PROBLEM DETAILS =
Repeat every line below exactly, word for word.

GIVEN RECORDS =
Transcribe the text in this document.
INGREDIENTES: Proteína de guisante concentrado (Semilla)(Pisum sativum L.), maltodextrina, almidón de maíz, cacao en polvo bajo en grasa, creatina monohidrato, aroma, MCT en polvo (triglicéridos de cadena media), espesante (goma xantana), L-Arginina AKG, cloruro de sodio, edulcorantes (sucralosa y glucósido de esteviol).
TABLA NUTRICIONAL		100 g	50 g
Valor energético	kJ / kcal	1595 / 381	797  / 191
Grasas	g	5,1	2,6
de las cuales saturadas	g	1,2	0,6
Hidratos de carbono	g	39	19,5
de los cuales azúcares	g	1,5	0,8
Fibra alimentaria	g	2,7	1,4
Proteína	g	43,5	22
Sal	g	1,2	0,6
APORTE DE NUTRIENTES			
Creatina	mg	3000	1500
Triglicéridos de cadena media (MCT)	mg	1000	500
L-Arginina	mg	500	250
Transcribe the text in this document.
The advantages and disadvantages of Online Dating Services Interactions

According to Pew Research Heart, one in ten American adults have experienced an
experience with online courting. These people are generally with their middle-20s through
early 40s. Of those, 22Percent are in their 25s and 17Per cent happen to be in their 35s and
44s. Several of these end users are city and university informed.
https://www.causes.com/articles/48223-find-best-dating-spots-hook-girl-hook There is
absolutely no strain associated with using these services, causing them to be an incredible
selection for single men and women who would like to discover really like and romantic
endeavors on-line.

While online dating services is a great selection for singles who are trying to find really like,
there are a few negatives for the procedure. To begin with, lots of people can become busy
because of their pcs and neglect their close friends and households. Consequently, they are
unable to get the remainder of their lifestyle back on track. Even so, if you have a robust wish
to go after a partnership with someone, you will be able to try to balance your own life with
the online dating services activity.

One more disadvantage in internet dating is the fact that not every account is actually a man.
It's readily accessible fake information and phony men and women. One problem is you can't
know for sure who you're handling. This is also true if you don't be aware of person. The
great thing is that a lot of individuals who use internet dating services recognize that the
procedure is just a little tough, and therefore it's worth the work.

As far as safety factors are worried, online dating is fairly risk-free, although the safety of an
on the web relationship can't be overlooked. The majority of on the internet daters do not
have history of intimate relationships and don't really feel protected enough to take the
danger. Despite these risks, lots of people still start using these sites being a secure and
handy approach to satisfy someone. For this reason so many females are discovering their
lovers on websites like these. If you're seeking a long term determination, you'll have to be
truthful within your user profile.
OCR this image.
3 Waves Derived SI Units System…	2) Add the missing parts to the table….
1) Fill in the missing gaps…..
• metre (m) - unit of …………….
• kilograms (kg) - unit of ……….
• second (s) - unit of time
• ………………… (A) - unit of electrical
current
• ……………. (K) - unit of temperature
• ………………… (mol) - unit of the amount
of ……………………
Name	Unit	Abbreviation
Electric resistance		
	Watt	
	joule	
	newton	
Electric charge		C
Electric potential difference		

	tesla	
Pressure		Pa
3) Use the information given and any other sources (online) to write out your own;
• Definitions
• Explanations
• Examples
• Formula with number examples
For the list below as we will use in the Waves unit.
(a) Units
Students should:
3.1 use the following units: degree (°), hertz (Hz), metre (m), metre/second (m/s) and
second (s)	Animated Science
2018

THE REPLY =
Transcribe the text in this document.
INGREDIENTES: Proteína de guisante concentrado (Semilla)(Pisum sativum L.), maltodextrina, almidón de maíz, cacao en polvo bajo en grasa, creatina monohidrato, aroma, MCT en polvo (triglicéridos de cadena media), espesante (goma xantana), L-Arginina AKG, cloruro de sodio, edulcorantes (sucralosa y glucósido de esteviol).
TABLA NUTRICIONAL		100 g	50 g
Valor energético	kJ / kcal	1595 / 381	797  / 191
Grasas	g	5,1	2,6
de las cuales saturadas	g	1,2	0,6
Hidratos de carbono	g	39	19,5
de los cuales azúcares	g	1,5	0,8
Fibra alimentaria	g	2,7	1,4
Proteína	g	43,5	22
Sal	g	1,2	0,6
APORTE DE NUTRIENTES			
Creatina	mg	3000	1500
Triglicéridos de cadena media (MCT)	mg	1000	500
L-Arginina	mg	500	250
Transcribe the text in this document.
The advantages and disadvantages of Online Dating Services Interactions

According to Pew Research Heart, one in ten American adults have experienced an
experience with online courting. These people are generally with their middle-20s through
early 40s. Of those, 22Percent are in their 25s and 17Per cent happen to be in their 35s and
44s. Several of these end users are city and university informed.
https://www.causes.com/articles/48223-find-best-dating-spots-hook-girl-hook There is
absolutely no strain associated with using these services, causing them to be an incredible
selection for single men and women who would like to discover really like and romantic
endeavors on-line.

While online dating services is a great selection for singles who are trying to find really like,
there are a few negatives for the procedure. To begin with, lots of people can become busy
because of their pcs and neglect their close friends and households. Consequently, they are
unable to get the remainder of their lifestyle back on track. Even so, if you have a robust wish
to go after a partnership with someone, you will be able to try to balance your own life with
the online dating services activity.

One more disadvantage in internet dating is the fact that not every account is actually a man.
It's readily accessible fake information and phony men and women. One problem is you can't
know for sure who you're handling. This is also true if you don't be aware of person. The
great thing is that a lot of individuals who use internet dating services recognize that the
procedure is just a little tough, and therefore it's worth the work.

As far as safety factors are worried, online dating is fairly risk-free, although the safety of an
on the web relationship can't be overlooked. The majority of on the internet daters do not
have history of intimate relationships and don't really feel protected enough to take the
danger. Despite these risks, lots of people still start using these sites being a secure and
handy approach to satisfy someone. For this reason so many females are discovering their
lovers on websites like these. If you're seeking a long term determination, you'll have to be
truthful within your user profile.
OCR this image.
3 Waves Derived SI Units System…	2) Add the missing parts to the table….
1) Fill in the missing gaps…..
• metre (m) - unit of …………….
• kilograms (kg) - unit of ……….
• second (s) - unit of time
• ………………… (A) - unit of electrical
current
• ……………. (K) - unit of temperature
• ………………… (mol) - unit of the amount
of ……………………
Name	Unit	Abbreviation
Electric resistance		
	Watt	
	joule	
	newton	
Electric charge		C
Electric potential difference		

	tesla	
Pressure		Pa
3) Use the information given and any other sources (online) to write out your own;
• Definitions
• Explanations
• Examples
• Formula with number examples
For the list below as we will use in the Waves unit.
(a) Units
Students should:
3.1 use the following units: degree (°), hertz (Hz), metre (m), metre/second (m/s) and
second (s)	Animated Science
2018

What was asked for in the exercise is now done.